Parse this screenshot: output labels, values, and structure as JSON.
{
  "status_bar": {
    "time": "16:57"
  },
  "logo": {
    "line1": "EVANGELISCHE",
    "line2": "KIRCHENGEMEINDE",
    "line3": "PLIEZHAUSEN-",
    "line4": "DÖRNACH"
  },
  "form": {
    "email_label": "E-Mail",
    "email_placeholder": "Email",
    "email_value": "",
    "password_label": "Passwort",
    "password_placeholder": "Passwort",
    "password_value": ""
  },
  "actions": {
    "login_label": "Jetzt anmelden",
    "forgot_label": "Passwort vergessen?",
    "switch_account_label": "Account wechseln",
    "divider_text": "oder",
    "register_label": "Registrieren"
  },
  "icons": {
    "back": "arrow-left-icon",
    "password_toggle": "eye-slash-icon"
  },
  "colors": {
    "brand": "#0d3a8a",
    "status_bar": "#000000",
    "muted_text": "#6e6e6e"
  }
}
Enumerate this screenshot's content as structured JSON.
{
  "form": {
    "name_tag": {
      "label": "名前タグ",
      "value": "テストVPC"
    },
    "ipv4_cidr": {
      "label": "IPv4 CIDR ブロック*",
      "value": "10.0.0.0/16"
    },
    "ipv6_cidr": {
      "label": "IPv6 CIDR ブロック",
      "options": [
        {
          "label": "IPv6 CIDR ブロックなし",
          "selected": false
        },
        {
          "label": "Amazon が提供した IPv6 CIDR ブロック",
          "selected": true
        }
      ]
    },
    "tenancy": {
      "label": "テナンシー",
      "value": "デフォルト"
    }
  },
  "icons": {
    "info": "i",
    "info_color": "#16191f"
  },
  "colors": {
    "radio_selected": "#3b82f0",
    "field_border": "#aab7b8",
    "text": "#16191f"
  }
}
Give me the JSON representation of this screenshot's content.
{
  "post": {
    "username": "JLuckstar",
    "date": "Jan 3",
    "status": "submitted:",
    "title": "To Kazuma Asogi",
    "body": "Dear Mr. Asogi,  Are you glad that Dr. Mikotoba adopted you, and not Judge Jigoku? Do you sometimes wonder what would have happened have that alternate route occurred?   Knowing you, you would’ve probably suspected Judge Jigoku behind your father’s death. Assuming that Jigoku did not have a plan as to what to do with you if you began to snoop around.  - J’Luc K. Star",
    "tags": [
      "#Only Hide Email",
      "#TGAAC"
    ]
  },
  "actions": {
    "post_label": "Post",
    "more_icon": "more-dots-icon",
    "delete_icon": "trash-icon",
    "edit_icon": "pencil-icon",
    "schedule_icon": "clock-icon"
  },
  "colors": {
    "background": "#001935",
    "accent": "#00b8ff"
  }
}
__________
**PROBLEM TO SOLVE**
Look through the entries above for the word "content". Copy every line where it shows up.

**COMPLETE ANSWER**
Enumerate this screenshot's content as structured JSON.
Give me the JSON representation of this screenshot's content.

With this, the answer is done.